## Written instruction:
Show every line below where "this" can be found.

-- Begin --

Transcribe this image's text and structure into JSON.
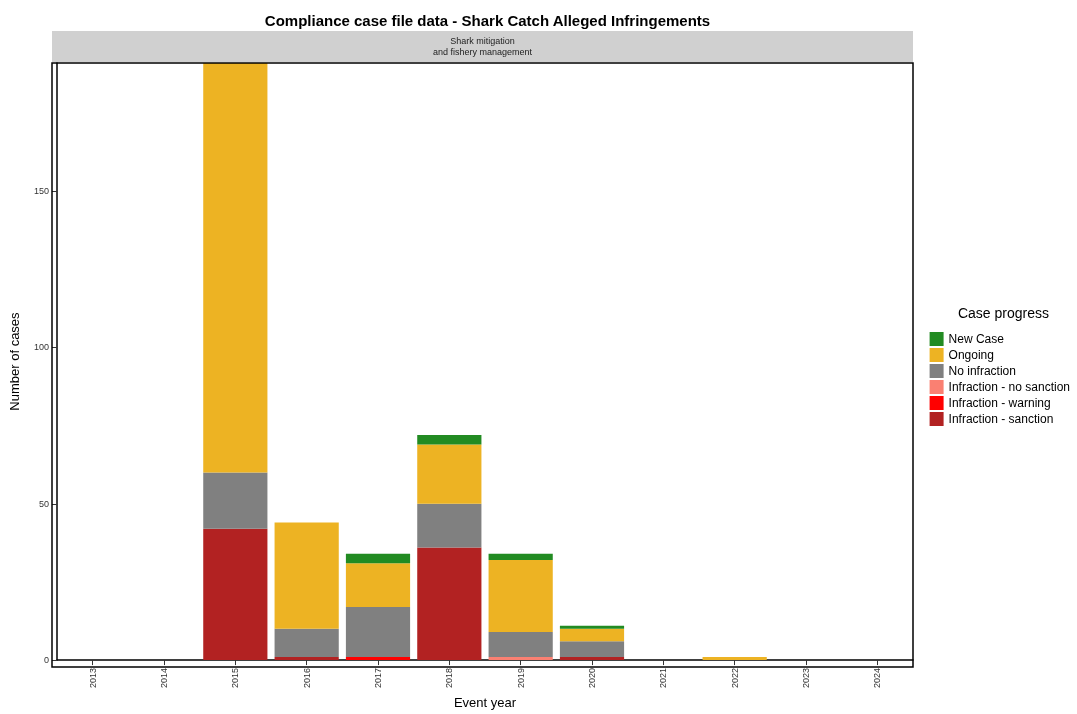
{
  "chart_data": {
    "type": "bar",
    "title": "Compliance case file data - Shark Catch Alleged Infringements",
    "subtitle": "Shark mitigation\nand fishery management",
    "xlabel": "Event year",
    "ylabel": "Number of cases",
    "legend_title": "Case progress",
    "categories": [
      "2013",
      "2014",
      "2015",
      "2016",
      "2017",
      "2018",
      "2019",
      "2020",
      "2021",
      "2022",
      "2023",
      "2024"
    ],
    "stacked": true,
    "ylim": [
      0,
      191
    ],
    "yticks": [
      0,
      50,
      100,
      150
    ],
    "grid": false,
    "legend": "right",
    "series": [
      {
        "name": "Infraction - sanction",
        "color": "#b22222",
        "values": [
          null,
          null,
          42,
          1,
          null,
          36,
          null,
          1,
          null,
          null,
          null,
          null
        ]
      },
      {
        "name": "Infraction - warning",
        "color": "#ff0000",
        "values": [
          null,
          null,
          null,
          null,
          1,
          null,
          null,
          null,
          null,
          null,
          null,
          null
        ]
      },
      {
        "name": "Infraction - no sanction",
        "color": "#fa8072",
        "values": [
          null,
          null,
          null,
          null,
          null,
          null,
          1,
          null,
          null,
          null,
          null,
          null
        ]
      },
      {
        "name": "No infraction",
        "color": "#808080",
        "values": [
          null,
          null,
          18,
          9,
          16,
          14,
          8,
          5,
          null,
          null,
          null,
          null
        ]
      },
      {
        "name": "Ongoing",
        "color": "#edb323",
        "values": [
          null,
          null,
          131,
          34,
          14,
          19,
          23,
          4,
          null,
          1,
          null,
          null
        ]
      },
      {
        "name": "New Case",
        "color": "#228b22",
        "values": [
          null,
          null,
          null,
          null,
          3,
          3,
          2,
          1,
          null,
          null,
          null,
          null
        ]
      }
    ]
  }
}
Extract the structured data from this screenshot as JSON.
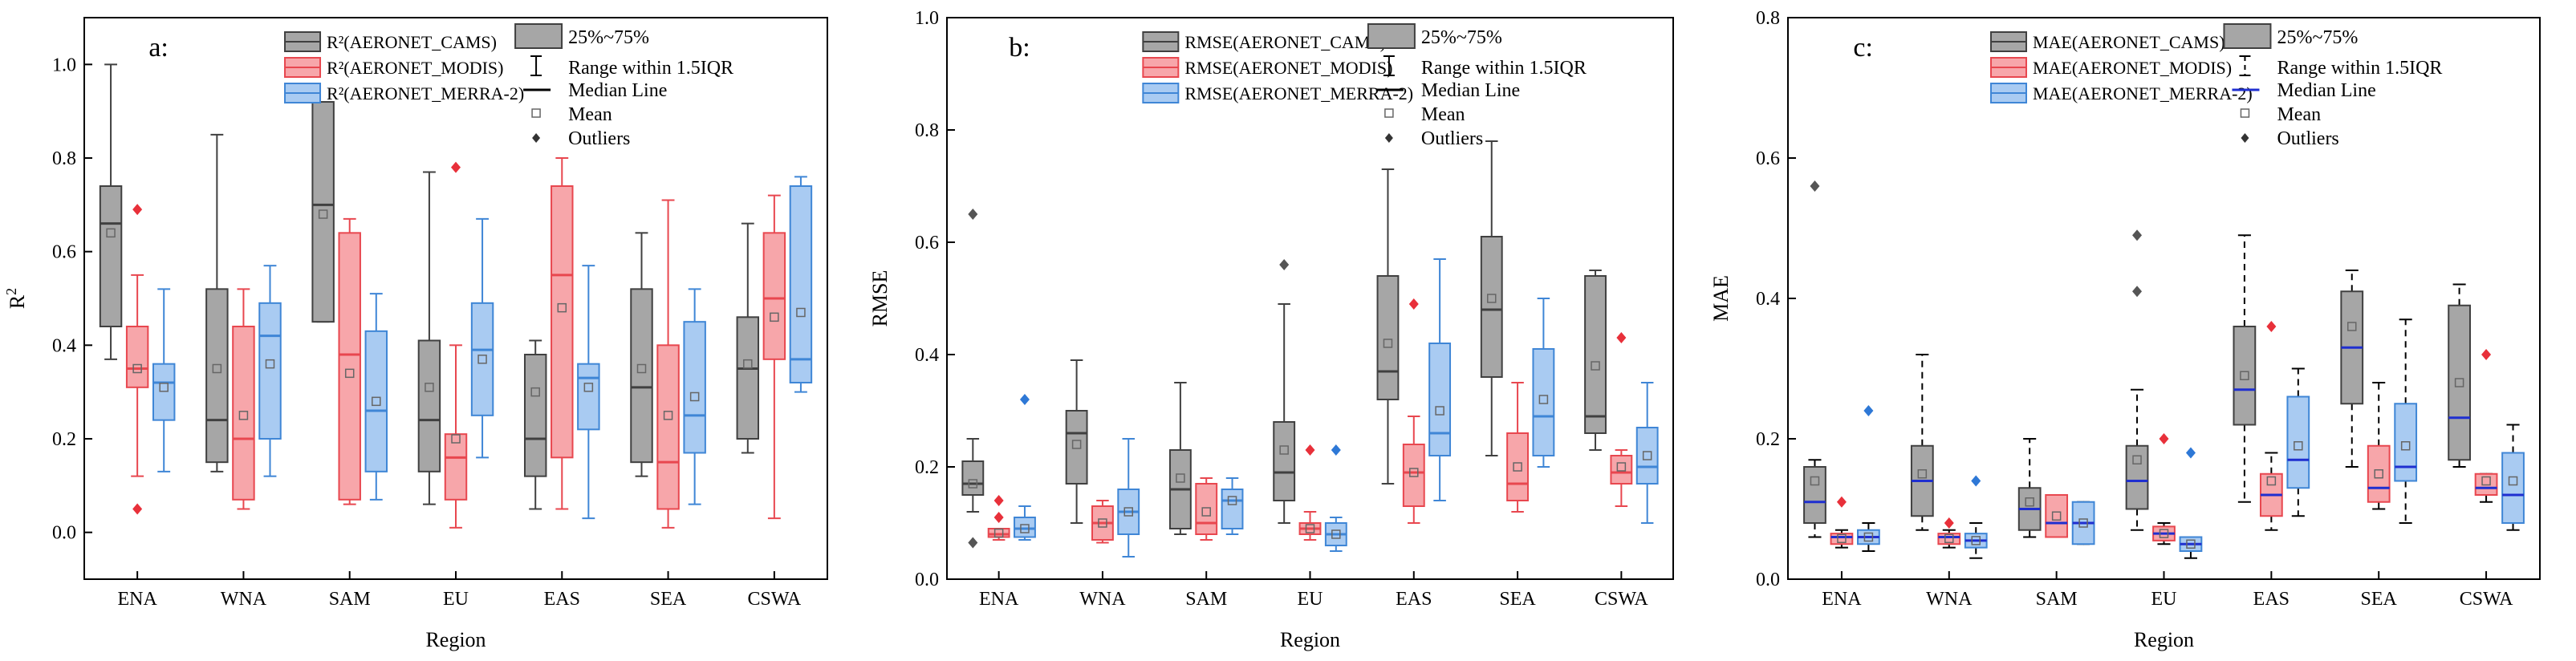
{
  "figure": {
    "xlabel": "Region",
    "regions": [
      "ENA",
      "WNA",
      "SAM",
      "EU",
      "EAS",
      "SEA",
      "CSWA"
    ],
    "legend_keys": {
      "box": "25%~75%",
      "whisker": "Range within 1.5IQR",
      "median": "Median Line",
      "mean": "Mean",
      "outlier": "Outliers"
    }
  },
  "colors": {
    "cams_fill": "#a6a6a6",
    "cams_edge": "#404040",
    "modis_fill": "#f7a6aa",
    "modis_edge": "#e8474f",
    "merra_fill": "#a9cbf2",
    "merra_edge": "#3f86d6",
    "outlier_cams": "#555555",
    "outlier_modis": "#e8303a",
    "outlier_merra": "#2e78d6",
    "median_blue": "#1f2fd0"
  },
  "chart_data": [
    {
      "type": "box",
      "panel_label": "a:",
      "ylabel": "R",
      "ylabel_sup": "2",
      "ylim": [
        -0.1,
        1.1
      ],
      "yticks": [
        "0.0",
        "0.2",
        "0.4",
        "0.6",
        "0.8",
        "1.0"
      ],
      "whisker_style": "solid",
      "median_color": "dark",
      "series_names": [
        "R²(AERONET_CAMS)",
        "R²(AERONET_MODIS)",
        "R²(AERONET_MERRA-2)"
      ],
      "series": [
        {
          "name": "CAMS",
          "boxes": [
            {
              "min": 0.37,
              "q1": 0.44,
              "med": 0.66,
              "q3": 0.74,
              "max": 1.0,
              "mean": 0.64,
              "outliers": []
            },
            {
              "min": 0.13,
              "q1": 0.15,
              "med": 0.24,
              "q3": 0.52,
              "max": 0.85,
              "mean": 0.35,
              "outliers": []
            },
            {
              "min": 0.45,
              "q1": 0.45,
              "med": 0.7,
              "q3": 0.92,
              "max": 0.92,
              "mean": 0.68,
              "outliers": []
            },
            {
              "min": 0.06,
              "q1": 0.13,
              "med": 0.24,
              "q3": 0.41,
              "max": 0.77,
              "mean": 0.31,
              "outliers": []
            },
            {
              "min": 0.05,
              "q1": 0.12,
              "med": 0.2,
              "q3": 0.38,
              "max": 0.41,
              "mean": 0.3,
              "outliers": []
            },
            {
              "min": 0.12,
              "q1": 0.15,
              "med": 0.31,
              "q3": 0.52,
              "max": 0.64,
              "mean": 0.35,
              "outliers": []
            },
            {
              "min": 0.17,
              "q1": 0.2,
              "med": 0.35,
              "q3": 0.46,
              "max": 0.66,
              "mean": 0.36,
              "outliers": []
            }
          ]
        },
        {
          "name": "MODIS",
          "boxes": [
            {
              "min": 0.12,
              "q1": 0.31,
              "med": 0.35,
              "q3": 0.44,
              "max": 0.55,
              "mean": 0.35,
              "outliers": [
                0.69,
                0.05
              ]
            },
            {
              "min": 0.05,
              "q1": 0.07,
              "med": 0.2,
              "q3": 0.44,
              "max": 0.52,
              "mean": 0.25,
              "outliers": []
            },
            {
              "min": 0.06,
              "q1": 0.07,
              "med": 0.38,
              "q3": 0.64,
              "max": 0.67,
              "mean": 0.34,
              "outliers": []
            },
            {
              "min": 0.01,
              "q1": 0.07,
              "med": 0.16,
              "q3": 0.21,
              "max": 0.4,
              "mean": 0.2,
              "outliers": [
                0.78
              ]
            },
            {
              "min": 0.05,
              "q1": 0.16,
              "med": 0.55,
              "q3": 0.74,
              "max": 0.8,
              "mean": 0.48,
              "outliers": []
            },
            {
              "min": 0.01,
              "q1": 0.05,
              "med": 0.15,
              "q3": 0.4,
              "max": 0.71,
              "mean": 0.25,
              "outliers": []
            },
            {
              "min": 0.03,
              "q1": 0.37,
              "med": 0.5,
              "q3": 0.64,
              "max": 0.72,
              "mean": 0.46,
              "outliers": []
            }
          ]
        },
        {
          "name": "MERRA-2",
          "boxes": [
            {
              "min": 0.13,
              "q1": 0.24,
              "med": 0.32,
              "q3": 0.36,
              "max": 0.52,
              "mean": 0.31,
              "outliers": []
            },
            {
              "min": 0.12,
              "q1": 0.2,
              "med": 0.42,
              "q3": 0.49,
              "max": 0.57,
              "mean": 0.36,
              "outliers": []
            },
            {
              "min": 0.07,
              "q1": 0.13,
              "med": 0.26,
              "q3": 0.43,
              "max": 0.51,
              "mean": 0.28,
              "outliers": []
            },
            {
              "min": 0.16,
              "q1": 0.25,
              "med": 0.39,
              "q3": 0.49,
              "max": 0.67,
              "mean": 0.37,
              "outliers": []
            },
            {
              "min": 0.03,
              "q1": 0.22,
              "med": 0.33,
              "q3": 0.36,
              "max": 0.57,
              "mean": 0.31,
              "outliers": []
            },
            {
              "min": 0.06,
              "q1": 0.17,
              "med": 0.25,
              "q3": 0.45,
              "max": 0.52,
              "mean": 0.29,
              "outliers": []
            },
            {
              "min": 0.3,
              "q1": 0.32,
              "med": 0.37,
              "q3": 0.74,
              "max": 0.76,
              "mean": 0.47,
              "outliers": []
            }
          ]
        }
      ]
    },
    {
      "type": "box",
      "panel_label": "b:",
      "ylabel": "RMSE",
      "ylabel_sup": "",
      "ylim": [
        0,
        1.0
      ],
      "yticks": [
        "0.0",
        "0.2",
        "0.4",
        "0.6",
        "0.8",
        "1.0"
      ],
      "whisker_style": "solid",
      "median_color": "dark",
      "series_names": [
        "RMSE(AERONET_CAMS)",
        "RMSE(AERONET_MODIS)",
        "RMSE(AERONET_MERRA-2)"
      ],
      "series": [
        {
          "name": "CAMS",
          "boxes": [
            {
              "min": 0.12,
              "q1": 0.15,
              "med": 0.17,
              "q3": 0.21,
              "max": 0.25,
              "mean": 0.17,
              "outliers": [
                0.65,
                0.065
              ]
            },
            {
              "min": 0.1,
              "q1": 0.17,
              "med": 0.26,
              "q3": 0.3,
              "max": 0.39,
              "mean": 0.24,
              "outliers": []
            },
            {
              "min": 0.08,
              "q1": 0.09,
              "med": 0.16,
              "q3": 0.23,
              "max": 0.35,
              "mean": 0.18,
              "outliers": []
            },
            {
              "min": 0.1,
              "q1": 0.14,
              "med": 0.19,
              "q3": 0.28,
              "max": 0.49,
              "mean": 0.23,
              "outliers": [
                0.56
              ]
            },
            {
              "min": 0.17,
              "q1": 0.32,
              "med": 0.37,
              "q3": 0.54,
              "max": 0.73,
              "mean": 0.42,
              "outliers": []
            },
            {
              "min": 0.22,
              "q1": 0.36,
              "med": 0.48,
              "q3": 0.61,
              "max": 0.78,
              "mean": 0.5,
              "outliers": []
            },
            {
              "min": 0.23,
              "q1": 0.26,
              "med": 0.29,
              "q3": 0.54,
              "max": 0.55,
              "mean": 0.38,
              "outliers": []
            }
          ]
        },
        {
          "name": "MODIS",
          "boxes": [
            {
              "min": 0.07,
              "q1": 0.075,
              "med": 0.08,
              "q3": 0.09,
              "max": 0.09,
              "mean": 0.082,
              "outliers": [
                0.14,
                0.11
              ]
            },
            {
              "min": 0.065,
              "q1": 0.07,
              "med": 0.1,
              "q3": 0.13,
              "max": 0.14,
              "mean": 0.1,
              "outliers": []
            },
            {
              "min": 0.07,
              "q1": 0.08,
              "med": 0.1,
              "q3": 0.17,
              "max": 0.18,
              "mean": 0.12,
              "outliers": []
            },
            {
              "min": 0.07,
              "q1": 0.08,
              "med": 0.09,
              "q3": 0.1,
              "max": 0.12,
              "mean": 0.09,
              "outliers": [
                0.23
              ]
            },
            {
              "min": 0.1,
              "q1": 0.13,
              "med": 0.19,
              "q3": 0.24,
              "max": 0.29,
              "mean": 0.19,
              "outliers": [
                0.49
              ]
            },
            {
              "min": 0.12,
              "q1": 0.14,
              "med": 0.17,
              "q3": 0.26,
              "max": 0.35,
              "mean": 0.2,
              "outliers": []
            },
            {
              "min": 0.13,
              "q1": 0.17,
              "med": 0.19,
              "q3": 0.22,
              "max": 0.23,
              "mean": 0.2,
              "outliers": [
                0.43
              ]
            }
          ]
        },
        {
          "name": "MERRA-2",
          "boxes": [
            {
              "min": 0.07,
              "q1": 0.075,
              "med": 0.09,
              "q3": 0.11,
              "max": 0.13,
              "mean": 0.09,
              "outliers": [
                0.32
              ]
            },
            {
              "min": 0.04,
              "q1": 0.08,
              "med": 0.12,
              "q3": 0.16,
              "max": 0.25,
              "mean": 0.12,
              "outliers": []
            },
            {
              "min": 0.08,
              "q1": 0.09,
              "med": 0.14,
              "q3": 0.16,
              "max": 0.18,
              "mean": 0.14,
              "outliers": []
            },
            {
              "min": 0.05,
              "q1": 0.06,
              "med": 0.08,
              "q3": 0.1,
              "max": 0.11,
              "mean": 0.08,
              "outliers": [
                0.23
              ]
            },
            {
              "min": 0.14,
              "q1": 0.22,
              "med": 0.26,
              "q3": 0.42,
              "max": 0.57,
              "mean": 0.3,
              "outliers": []
            },
            {
              "min": 0.2,
              "q1": 0.22,
              "med": 0.29,
              "q3": 0.41,
              "max": 0.5,
              "mean": 0.32,
              "outliers": []
            },
            {
              "min": 0.1,
              "q1": 0.17,
              "med": 0.2,
              "q3": 0.27,
              "max": 0.35,
              "mean": 0.22,
              "outliers": []
            }
          ]
        }
      ]
    },
    {
      "type": "box",
      "panel_label": "c:",
      "ylabel": "MAE",
      "ylabel_sup": "",
      "ylim": [
        0,
        0.8
      ],
      "yticks": [
        "0.0",
        "0.2",
        "0.4",
        "0.6",
        "0.8"
      ],
      "whisker_style": "dashed",
      "median_color": "blue",
      "series_names": [
        "MAE(AERONET_CAMS)",
        "MAE(AERONET_MODIS)",
        "MAE(AERONET_MERRA-2)"
      ],
      "series": [
        {
          "name": "CAMS",
          "boxes": [
            {
              "min": 0.06,
              "q1": 0.08,
              "med": 0.11,
              "q3": 0.16,
              "max": 0.17,
              "mean": 0.14,
              "outliers": [
                0.56
              ]
            },
            {
              "min": 0.07,
              "q1": 0.09,
              "med": 0.14,
              "q3": 0.19,
              "max": 0.32,
              "mean": 0.15,
              "outliers": []
            },
            {
              "min": 0.06,
              "q1": 0.07,
              "med": 0.1,
              "q3": 0.13,
              "max": 0.2,
              "mean": 0.11,
              "outliers": []
            },
            {
              "min": 0.07,
              "q1": 0.1,
              "med": 0.14,
              "q3": 0.19,
              "max": 0.27,
              "mean": 0.17,
              "outliers": [
                0.49,
                0.41
              ]
            },
            {
              "min": 0.11,
              "q1": 0.22,
              "med": 0.27,
              "q3": 0.36,
              "max": 0.49,
              "mean": 0.29,
              "outliers": []
            },
            {
              "min": 0.16,
              "q1": 0.25,
              "med": 0.33,
              "q3": 0.41,
              "max": 0.44,
              "mean": 0.36,
              "outliers": []
            },
            {
              "min": 0.16,
              "q1": 0.17,
              "med": 0.23,
              "q3": 0.39,
              "max": 0.42,
              "mean": 0.28,
              "outliers": []
            }
          ]
        },
        {
          "name": "MODIS",
          "boxes": [
            {
              "min": 0.045,
              "q1": 0.05,
              "med": 0.06,
              "q3": 0.065,
              "max": 0.07,
              "mean": 0.058,
              "outliers": [
                0.11
              ]
            },
            {
              "min": 0.045,
              "q1": 0.05,
              "med": 0.06,
              "q3": 0.065,
              "max": 0.07,
              "mean": 0.058,
              "outliers": [
                0.08
              ]
            },
            {
              "min": 0.06,
              "q1": 0.06,
              "med": 0.08,
              "q3": 0.12,
              "max": 0.12,
              "mean": 0.09,
              "outliers": []
            },
            {
              "min": 0.05,
              "q1": 0.055,
              "med": 0.065,
              "q3": 0.075,
              "max": 0.08,
              "mean": 0.065,
              "outliers": [
                0.2
              ]
            },
            {
              "min": 0.07,
              "q1": 0.09,
              "med": 0.12,
              "q3": 0.15,
              "max": 0.18,
              "mean": 0.14,
              "outliers": [
                0.36
              ]
            },
            {
              "min": 0.1,
              "q1": 0.11,
              "med": 0.13,
              "q3": 0.19,
              "max": 0.28,
              "mean": 0.15,
              "outliers": []
            },
            {
              "min": 0.11,
              "q1": 0.12,
              "med": 0.13,
              "q3": 0.15,
              "max": 0.15,
              "mean": 0.14,
              "outliers": [
                0.32
              ]
            }
          ]
        },
        {
          "name": "MERRA-2",
          "boxes": [
            {
              "min": 0.04,
              "q1": 0.05,
              "med": 0.06,
              "q3": 0.07,
              "max": 0.08,
              "mean": 0.06,
              "outliers": [
                0.24
              ]
            },
            {
              "min": 0.03,
              "q1": 0.045,
              "med": 0.055,
              "q3": 0.065,
              "max": 0.08,
              "mean": 0.055,
              "outliers": [
                0.14
              ]
            },
            {
              "min": 0.05,
              "q1": 0.05,
              "med": 0.08,
              "q3": 0.11,
              "max": 0.11,
              "mean": 0.08,
              "outliers": []
            },
            {
              "min": 0.03,
              "q1": 0.04,
              "med": 0.05,
              "q3": 0.06,
              "max": 0.06,
              "mean": 0.05,
              "outliers": [
                0.18
              ]
            },
            {
              "min": 0.09,
              "q1": 0.13,
              "med": 0.17,
              "q3": 0.26,
              "max": 0.3,
              "mean": 0.19,
              "outliers": []
            },
            {
              "min": 0.08,
              "q1": 0.14,
              "med": 0.16,
              "q3": 0.25,
              "max": 0.37,
              "mean": 0.19,
              "outliers": []
            },
            {
              "min": 0.07,
              "q1": 0.08,
              "med": 0.12,
              "q3": 0.18,
              "max": 0.22,
              "mean": 0.14,
              "outliers": []
            }
          ]
        }
      ]
    }
  ]
}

-- End --

## Answer to the exercise:
Transcribe this image's text and structure into JSON.
Extract the structured data from this screenshot as JSON.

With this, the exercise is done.